INSTRUCTIONS FOR THE TASK
Copy each line with the word "Colombo" in it.

»»

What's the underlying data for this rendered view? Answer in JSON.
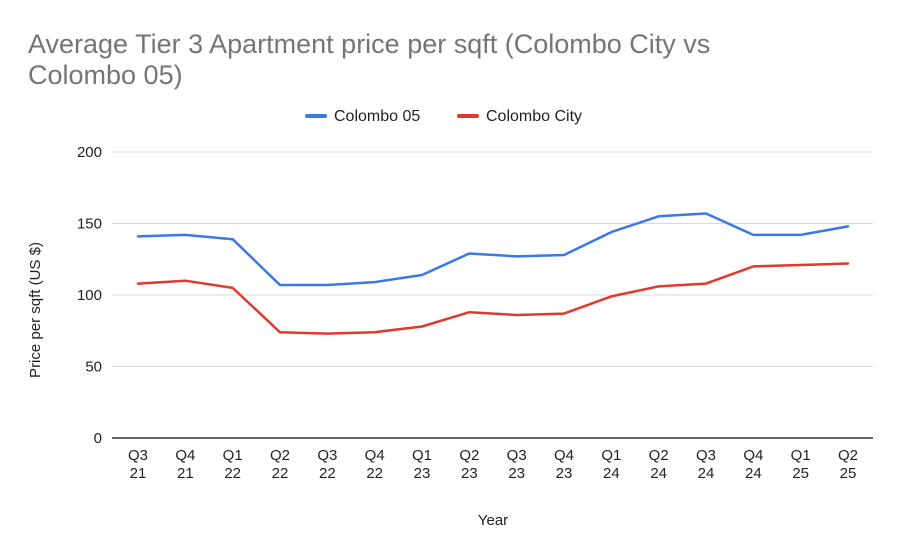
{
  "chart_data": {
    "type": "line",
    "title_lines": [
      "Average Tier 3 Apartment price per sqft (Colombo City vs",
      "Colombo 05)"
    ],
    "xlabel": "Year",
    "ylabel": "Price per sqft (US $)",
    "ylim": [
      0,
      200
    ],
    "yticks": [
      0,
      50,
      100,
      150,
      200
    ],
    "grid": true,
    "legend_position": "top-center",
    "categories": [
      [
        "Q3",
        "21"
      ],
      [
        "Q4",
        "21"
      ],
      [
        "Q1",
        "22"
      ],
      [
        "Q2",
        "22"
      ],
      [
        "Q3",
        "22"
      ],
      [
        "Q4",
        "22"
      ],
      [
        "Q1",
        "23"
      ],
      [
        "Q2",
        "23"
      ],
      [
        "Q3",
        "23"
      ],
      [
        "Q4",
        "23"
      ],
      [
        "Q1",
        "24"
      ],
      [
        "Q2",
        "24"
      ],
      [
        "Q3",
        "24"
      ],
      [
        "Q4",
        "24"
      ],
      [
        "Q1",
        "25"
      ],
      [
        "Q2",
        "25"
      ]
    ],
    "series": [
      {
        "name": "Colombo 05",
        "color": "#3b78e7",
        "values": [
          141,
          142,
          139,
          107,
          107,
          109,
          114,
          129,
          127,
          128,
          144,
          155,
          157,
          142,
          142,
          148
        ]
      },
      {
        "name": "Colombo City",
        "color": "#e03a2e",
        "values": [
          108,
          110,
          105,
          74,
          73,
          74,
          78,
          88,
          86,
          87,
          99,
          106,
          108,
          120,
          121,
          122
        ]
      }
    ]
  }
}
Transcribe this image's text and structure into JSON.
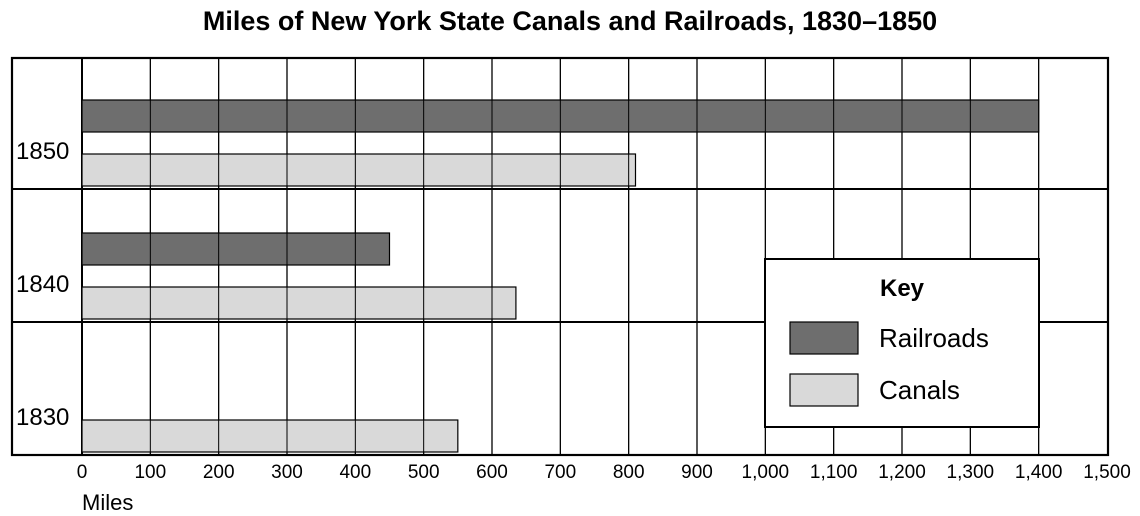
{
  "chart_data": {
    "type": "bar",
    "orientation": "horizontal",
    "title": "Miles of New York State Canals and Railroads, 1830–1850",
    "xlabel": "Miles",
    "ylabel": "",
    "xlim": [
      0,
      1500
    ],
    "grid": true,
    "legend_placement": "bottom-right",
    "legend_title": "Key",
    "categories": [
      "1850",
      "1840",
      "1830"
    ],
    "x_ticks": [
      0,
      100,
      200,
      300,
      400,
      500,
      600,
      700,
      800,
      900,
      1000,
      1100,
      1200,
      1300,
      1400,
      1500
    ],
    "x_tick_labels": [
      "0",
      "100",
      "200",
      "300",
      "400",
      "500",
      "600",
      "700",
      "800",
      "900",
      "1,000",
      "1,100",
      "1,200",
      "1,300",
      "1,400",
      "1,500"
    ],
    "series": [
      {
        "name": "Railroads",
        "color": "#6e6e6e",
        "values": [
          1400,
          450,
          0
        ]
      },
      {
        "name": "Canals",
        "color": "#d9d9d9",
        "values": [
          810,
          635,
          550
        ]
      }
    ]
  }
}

««

COMPLETE RESPONSE
      "Average Tier 3 Apartment price per sqft (Colombo City vs",
      "Colombo 05)"
        "name": "Colombo 05",
        "name": "Colombo City",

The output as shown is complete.